== Given problem ==
Copy each line below without leaving any out.

* * * * * * * * *

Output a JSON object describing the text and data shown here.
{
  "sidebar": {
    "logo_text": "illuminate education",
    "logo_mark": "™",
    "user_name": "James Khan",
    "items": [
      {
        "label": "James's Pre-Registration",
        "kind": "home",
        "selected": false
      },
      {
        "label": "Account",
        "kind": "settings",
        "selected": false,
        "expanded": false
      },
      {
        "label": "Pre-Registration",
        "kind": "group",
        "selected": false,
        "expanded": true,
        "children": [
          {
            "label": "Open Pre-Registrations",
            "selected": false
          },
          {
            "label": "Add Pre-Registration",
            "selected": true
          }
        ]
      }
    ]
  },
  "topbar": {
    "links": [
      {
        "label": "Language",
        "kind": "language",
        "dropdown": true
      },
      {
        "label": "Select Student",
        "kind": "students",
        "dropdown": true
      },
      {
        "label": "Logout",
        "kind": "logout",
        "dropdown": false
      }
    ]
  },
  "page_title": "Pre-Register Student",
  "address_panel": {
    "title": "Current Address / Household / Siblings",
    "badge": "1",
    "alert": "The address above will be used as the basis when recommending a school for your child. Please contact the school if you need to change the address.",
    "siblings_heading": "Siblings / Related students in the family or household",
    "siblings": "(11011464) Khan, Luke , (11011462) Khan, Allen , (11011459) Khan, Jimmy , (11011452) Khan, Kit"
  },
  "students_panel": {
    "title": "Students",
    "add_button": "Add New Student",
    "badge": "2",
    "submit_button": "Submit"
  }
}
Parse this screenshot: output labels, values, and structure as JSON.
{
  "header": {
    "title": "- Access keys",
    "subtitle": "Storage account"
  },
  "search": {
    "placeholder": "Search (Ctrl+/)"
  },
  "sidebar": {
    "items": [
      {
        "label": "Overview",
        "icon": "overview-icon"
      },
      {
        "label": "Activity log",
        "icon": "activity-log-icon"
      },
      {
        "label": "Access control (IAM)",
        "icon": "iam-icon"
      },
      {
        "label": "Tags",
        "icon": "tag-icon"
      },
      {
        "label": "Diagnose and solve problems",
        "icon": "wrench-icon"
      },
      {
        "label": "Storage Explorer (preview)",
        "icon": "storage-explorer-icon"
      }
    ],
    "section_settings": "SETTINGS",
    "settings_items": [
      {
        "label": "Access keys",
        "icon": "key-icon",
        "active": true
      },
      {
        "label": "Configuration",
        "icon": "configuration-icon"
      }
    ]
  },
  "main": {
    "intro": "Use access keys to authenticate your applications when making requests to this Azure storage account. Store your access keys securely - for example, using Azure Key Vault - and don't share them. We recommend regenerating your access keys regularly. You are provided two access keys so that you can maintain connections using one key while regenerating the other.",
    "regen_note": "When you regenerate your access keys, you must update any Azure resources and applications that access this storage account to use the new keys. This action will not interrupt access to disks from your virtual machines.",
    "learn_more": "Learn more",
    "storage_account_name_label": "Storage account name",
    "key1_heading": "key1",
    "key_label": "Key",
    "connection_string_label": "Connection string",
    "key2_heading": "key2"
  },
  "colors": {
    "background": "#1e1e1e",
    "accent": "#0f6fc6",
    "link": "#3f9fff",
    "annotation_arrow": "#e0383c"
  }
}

* * * * * * * * *

== Solution to the problem ==
Output a JSON object describing the text and data shown here.
{
  "sidebar": {
    "logo_text": "illuminate education",
    "logo_mark": "™",
    "user_name": "James Khan",
    "items": [
      {
        "label": "James's Pre-Registration",
        "kind": "home",
        "selected": false
      },
      {
        "label": "Account",
        "kind": "settings",
        "selected": false,
        "expanded": false
      },
      {
        "label": "Pre-Registration",
        "kind": "group",
        "selected": false,
        "expanded": true,
        "children": [
          {
            "label": "Open Pre-Registrations",
            "selected": false
          },
          {
            "label": "Add Pre-Registration",
            "selected": true
          }
        ]
      }
    ]
  },
  "topbar": {
    "links": [
      {
        "label": "Language",
        "kind": "language",
        "dropdown": true
      },
      {
        "label": "Select Student",
        "kind": "students",
        "dropdown": true
      },
      {
        "label": "Logout",
        "kind": "logout",
        "dropdown": false
      }
    ]
  },
  "page_title": "Pre-Register Student",
  "address_panel": {
    "title": "Current Address / Household / Siblings",
    "badge": "1",
    "alert": "The address above will be used as the basis when recommending a school for your child. Please contact the school if you need to change the address.",
    "siblings_heading": "Siblings / Related students in the family or household",
    "siblings": "(11011464) Khan, Luke , (11011462) Khan, Allen , (11011459) Khan, Jimmy , (11011452) Khan, Kit"
  },
  "students_panel": {
    "title": "Students",
    "add_button": "Add New Student",
    "badge": "2",
    "submit_button": "Submit"
  }
}
Parse this screenshot: output labels, values, and structure as JSON.
{
  "header": {
    "title": "- Access keys",
    "subtitle": "Storage account"
  },
  "search": {
    "placeholder": "Search (Ctrl+/)"
  },
  "sidebar": {
    "items": [
      {
        "label": "Overview",
        "icon": "overview-icon"
      },
      {
        "label": "Activity log",
        "icon": "activity-log-icon"
      },
      {
        "label": "Access control (IAM)",
        "icon": "iam-icon"
      },
      {
        "label": "Tags",
        "icon": "tag-icon"
      },
      {
        "label": "Diagnose and solve problems",
        "icon": "wrench-icon"
      },
      {
        "label": "Storage Explorer (preview)",
        "icon": "storage-explorer-icon"
      }
    ],
    "section_settings": "SETTINGS",
    "settings_items": [
      {
        "label": "Access keys",
        "icon": "key-icon",
        "active": true
      },
      {
        "label": "Configuration",
        "icon": "configuration-icon"
      }
    ]
  },
  "main": {
    "intro": "Use access keys to authenticate your applications when making requests to this Azure storage account. Store your access keys securely - for example, using Azure Key Vault - and don't share them. We recommend regenerating your access keys regularly. You are provided two access keys so that you can maintain connections using one key while regenerating the other.",
    "regen_note": "When you regenerate your access keys, you must update any Azure resources and applications that access this storage account to use the new keys. This action will not interrupt access to disks from your virtual machines.",
    "learn_more": "Learn more",
    "storage_account_name_label": "Storage account name",
    "key1_heading": "key1",
    "key_label": "Key",
    "connection_string_label": "Connection string",
    "key2_heading": "key2"
  },
  "colors": {
    "background": "#1e1e1e",
    "accent": "#0f6fc6",
    "link": "#3f9fff",
    "annotation_arrow": "#e0383c"
  }
}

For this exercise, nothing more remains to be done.